TASK BRIEF: Under this line sits a listing. Repeat exactly and only its lines from the one holding "Output a JSON" through the one holding "What data populates"; skip pictures.

# Start of MATERIAL

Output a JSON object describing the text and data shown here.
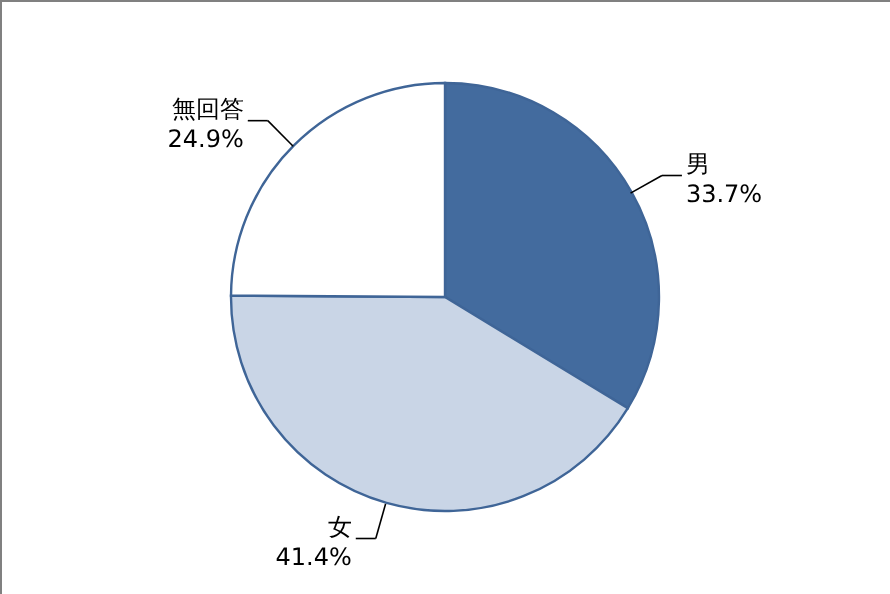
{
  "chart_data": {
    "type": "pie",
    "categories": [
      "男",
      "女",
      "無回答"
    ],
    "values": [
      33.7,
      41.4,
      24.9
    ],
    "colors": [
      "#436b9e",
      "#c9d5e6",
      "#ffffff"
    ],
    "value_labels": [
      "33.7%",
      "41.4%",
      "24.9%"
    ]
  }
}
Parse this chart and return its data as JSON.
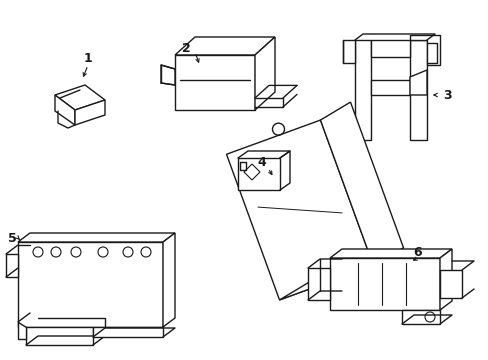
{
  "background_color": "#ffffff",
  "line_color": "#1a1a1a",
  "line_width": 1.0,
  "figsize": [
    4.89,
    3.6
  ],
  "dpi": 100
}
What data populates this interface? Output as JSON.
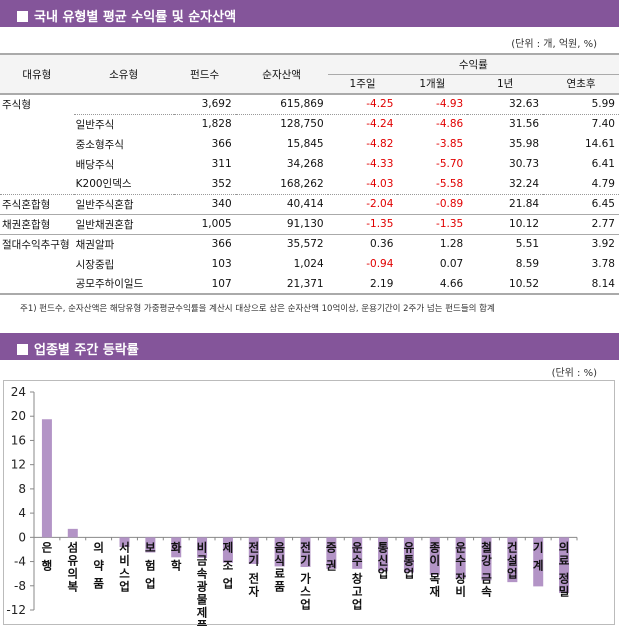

# End of MATERIAL
# Start of MATERIAL

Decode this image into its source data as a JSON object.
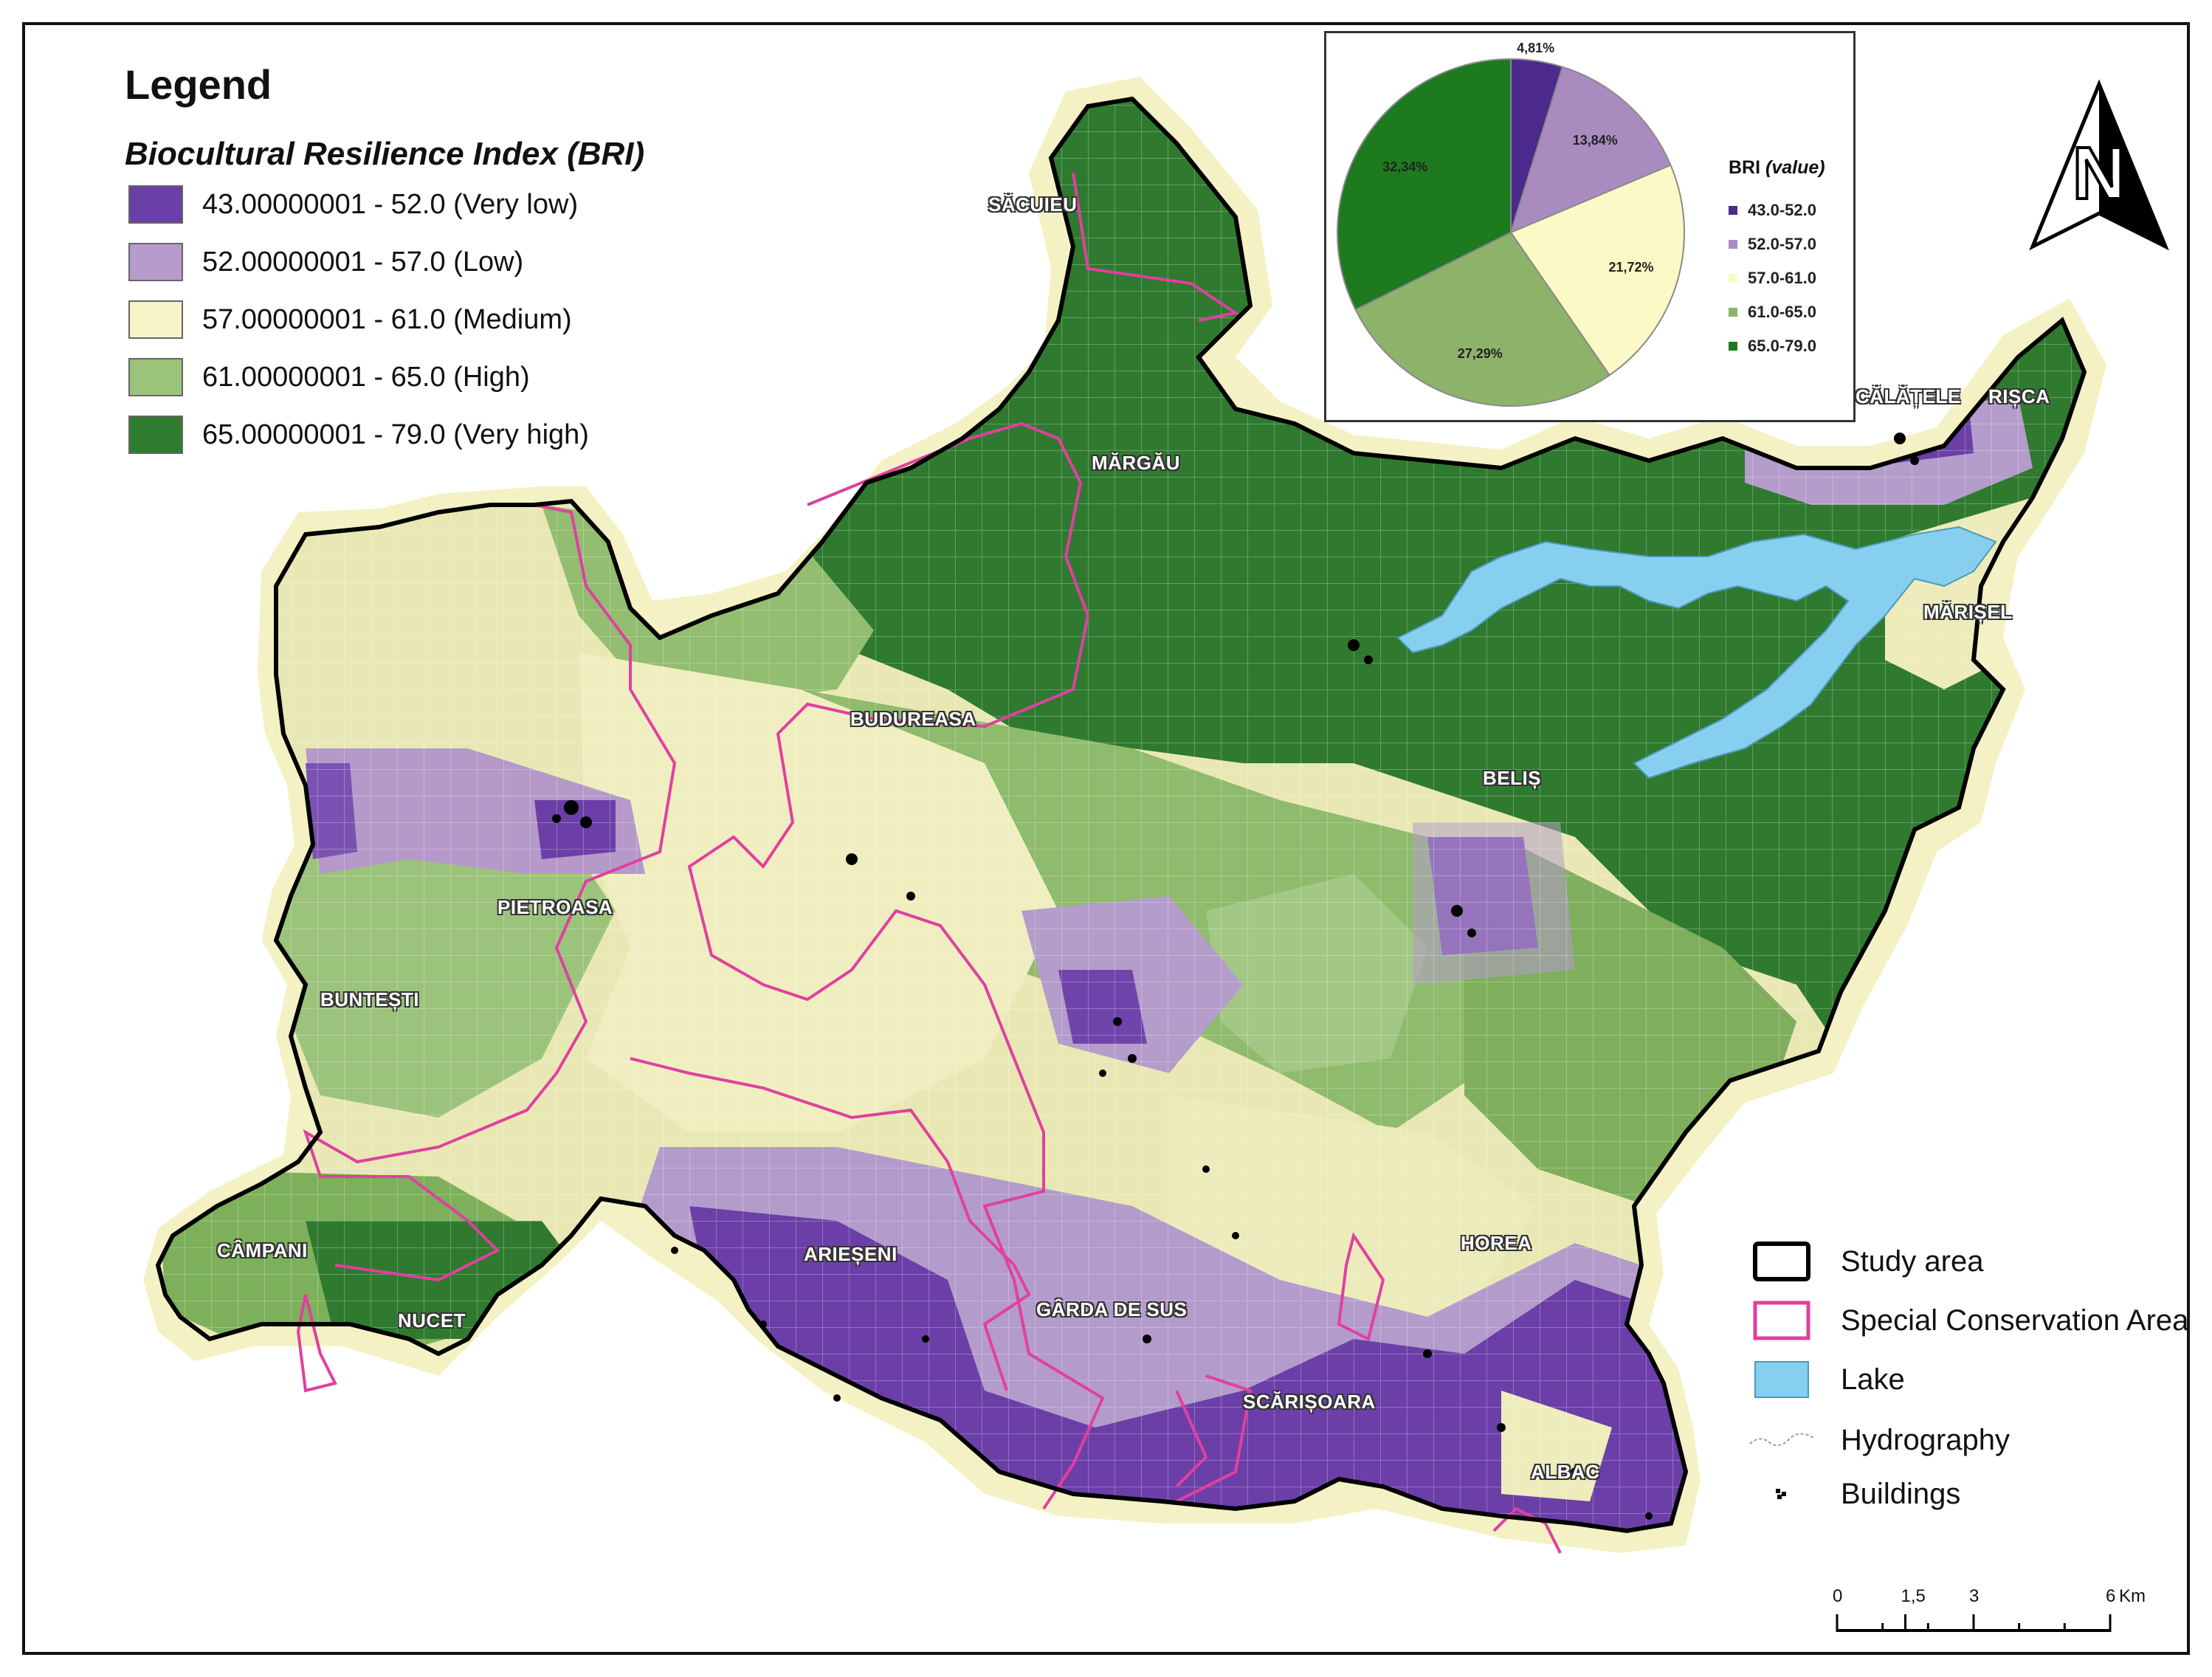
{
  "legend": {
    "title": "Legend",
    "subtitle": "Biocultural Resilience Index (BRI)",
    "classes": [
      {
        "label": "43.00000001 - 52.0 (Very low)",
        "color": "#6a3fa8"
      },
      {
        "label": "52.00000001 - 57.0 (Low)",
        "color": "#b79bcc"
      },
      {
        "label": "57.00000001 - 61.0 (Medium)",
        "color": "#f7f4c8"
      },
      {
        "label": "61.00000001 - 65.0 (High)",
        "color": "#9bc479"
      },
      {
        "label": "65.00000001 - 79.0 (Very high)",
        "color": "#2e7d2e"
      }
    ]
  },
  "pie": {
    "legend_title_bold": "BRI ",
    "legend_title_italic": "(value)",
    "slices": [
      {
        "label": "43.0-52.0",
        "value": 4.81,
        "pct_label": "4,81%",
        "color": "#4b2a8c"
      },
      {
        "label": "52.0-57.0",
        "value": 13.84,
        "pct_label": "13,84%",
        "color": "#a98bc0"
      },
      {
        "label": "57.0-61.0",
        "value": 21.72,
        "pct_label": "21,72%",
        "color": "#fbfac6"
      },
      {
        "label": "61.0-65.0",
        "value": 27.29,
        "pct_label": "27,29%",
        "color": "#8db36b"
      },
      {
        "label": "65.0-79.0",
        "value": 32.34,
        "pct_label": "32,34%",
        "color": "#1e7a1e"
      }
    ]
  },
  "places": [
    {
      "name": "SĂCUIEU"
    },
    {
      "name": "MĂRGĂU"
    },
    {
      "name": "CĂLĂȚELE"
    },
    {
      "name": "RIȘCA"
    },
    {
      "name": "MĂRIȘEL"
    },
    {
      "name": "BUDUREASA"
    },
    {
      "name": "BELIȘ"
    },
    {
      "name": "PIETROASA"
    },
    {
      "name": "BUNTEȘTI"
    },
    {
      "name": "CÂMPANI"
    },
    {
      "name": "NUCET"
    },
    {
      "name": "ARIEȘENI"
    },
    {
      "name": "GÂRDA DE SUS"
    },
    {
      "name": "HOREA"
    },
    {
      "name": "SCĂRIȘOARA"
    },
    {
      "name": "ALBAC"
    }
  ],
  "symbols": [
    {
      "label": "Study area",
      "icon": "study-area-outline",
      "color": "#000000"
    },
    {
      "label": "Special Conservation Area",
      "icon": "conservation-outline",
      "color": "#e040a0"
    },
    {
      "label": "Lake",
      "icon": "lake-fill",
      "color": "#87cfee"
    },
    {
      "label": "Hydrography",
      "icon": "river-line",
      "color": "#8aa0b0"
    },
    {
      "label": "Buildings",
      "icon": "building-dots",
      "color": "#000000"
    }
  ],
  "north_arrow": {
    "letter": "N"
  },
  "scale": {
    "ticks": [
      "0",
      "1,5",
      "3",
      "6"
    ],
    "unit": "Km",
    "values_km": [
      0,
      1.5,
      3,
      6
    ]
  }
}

# End of MATERIAL

COMPLETE OUTPUT:
Output a JSON object describing the text and data shown here.
{
  "chart_data": {
    "type": "pie",
    "categories": [
      "男",
      "女",
      "無回答"
    ],
    "values": [
      33.7,
      41.4,
      24.9
    ],
    "colors": [
      "#436b9e",
      "#c9d5e6",
      "#ffffff"
    ],
    "value_labels": [
      "33.7%",
      "41.4%",
      "24.9%"
    ]
  }
}
Parse this chart and return its data as JSON.
{
  "background_color": "#ffffff",
  "line_color": "#1a1a1a",
  "line_width": 1.0,
  "figsize": [
    4.89,
    3.6
  ],
  "dpi": 100
}
What data populates this interface? Output as JSON.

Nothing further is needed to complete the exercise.